Wherever a line in the data below holds "Sheath", copy that line.

Chart and figure data:
- - - -

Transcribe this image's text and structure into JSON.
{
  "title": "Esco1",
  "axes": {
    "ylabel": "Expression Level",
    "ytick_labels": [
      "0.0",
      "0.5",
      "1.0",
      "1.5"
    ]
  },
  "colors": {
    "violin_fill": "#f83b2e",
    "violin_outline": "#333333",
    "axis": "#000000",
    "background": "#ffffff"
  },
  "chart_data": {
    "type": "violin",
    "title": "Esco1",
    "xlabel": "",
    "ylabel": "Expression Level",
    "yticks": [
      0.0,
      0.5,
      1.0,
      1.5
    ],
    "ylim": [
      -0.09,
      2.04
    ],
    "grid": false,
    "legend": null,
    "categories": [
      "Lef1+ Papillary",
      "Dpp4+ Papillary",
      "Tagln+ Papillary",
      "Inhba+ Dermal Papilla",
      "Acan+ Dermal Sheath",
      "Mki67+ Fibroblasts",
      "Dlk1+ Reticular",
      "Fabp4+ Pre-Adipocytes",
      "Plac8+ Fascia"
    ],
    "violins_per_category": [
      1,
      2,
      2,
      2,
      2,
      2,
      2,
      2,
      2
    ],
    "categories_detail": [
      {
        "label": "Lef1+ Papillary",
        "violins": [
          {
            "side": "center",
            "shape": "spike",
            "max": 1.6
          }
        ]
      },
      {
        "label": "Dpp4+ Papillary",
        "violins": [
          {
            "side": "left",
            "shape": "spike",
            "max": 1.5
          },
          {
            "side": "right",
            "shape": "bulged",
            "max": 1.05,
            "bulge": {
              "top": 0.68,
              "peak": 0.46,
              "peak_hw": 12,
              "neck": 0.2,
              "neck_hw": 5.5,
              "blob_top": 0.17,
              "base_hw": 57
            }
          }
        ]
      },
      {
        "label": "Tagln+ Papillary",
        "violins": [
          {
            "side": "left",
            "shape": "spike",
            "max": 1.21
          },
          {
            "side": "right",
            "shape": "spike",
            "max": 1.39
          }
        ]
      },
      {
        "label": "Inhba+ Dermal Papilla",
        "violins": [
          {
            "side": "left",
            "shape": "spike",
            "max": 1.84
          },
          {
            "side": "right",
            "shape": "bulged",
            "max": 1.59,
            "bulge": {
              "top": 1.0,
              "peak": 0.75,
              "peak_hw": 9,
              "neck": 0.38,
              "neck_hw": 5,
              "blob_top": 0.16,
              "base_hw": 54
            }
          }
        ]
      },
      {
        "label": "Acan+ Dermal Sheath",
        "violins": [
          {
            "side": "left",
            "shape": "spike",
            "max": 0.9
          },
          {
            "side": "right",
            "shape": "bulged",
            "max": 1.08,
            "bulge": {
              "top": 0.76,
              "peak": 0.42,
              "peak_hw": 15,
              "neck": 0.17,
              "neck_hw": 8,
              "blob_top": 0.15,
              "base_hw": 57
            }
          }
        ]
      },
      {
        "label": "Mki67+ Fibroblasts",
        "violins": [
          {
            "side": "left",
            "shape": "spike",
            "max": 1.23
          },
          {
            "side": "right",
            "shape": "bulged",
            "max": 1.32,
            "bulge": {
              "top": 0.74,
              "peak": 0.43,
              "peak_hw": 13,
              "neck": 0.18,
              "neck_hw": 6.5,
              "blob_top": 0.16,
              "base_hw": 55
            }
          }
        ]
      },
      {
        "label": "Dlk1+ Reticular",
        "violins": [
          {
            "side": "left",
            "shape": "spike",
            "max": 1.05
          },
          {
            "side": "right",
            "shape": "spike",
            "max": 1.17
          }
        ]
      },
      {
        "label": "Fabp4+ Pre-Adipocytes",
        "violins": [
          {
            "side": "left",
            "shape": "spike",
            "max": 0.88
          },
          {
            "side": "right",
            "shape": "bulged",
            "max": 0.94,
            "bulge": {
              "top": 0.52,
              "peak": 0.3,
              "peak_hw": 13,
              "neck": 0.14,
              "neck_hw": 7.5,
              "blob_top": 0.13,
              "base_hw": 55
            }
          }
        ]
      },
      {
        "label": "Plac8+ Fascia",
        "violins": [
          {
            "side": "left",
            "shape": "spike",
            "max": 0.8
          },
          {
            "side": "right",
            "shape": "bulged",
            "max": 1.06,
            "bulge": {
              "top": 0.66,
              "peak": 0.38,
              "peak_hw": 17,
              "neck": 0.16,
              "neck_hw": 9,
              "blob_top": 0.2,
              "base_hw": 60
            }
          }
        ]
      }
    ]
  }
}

- - - -

> Final result
      "Acan+ Dermal Sheath",
        "label": "Acan+ Dermal Sheath",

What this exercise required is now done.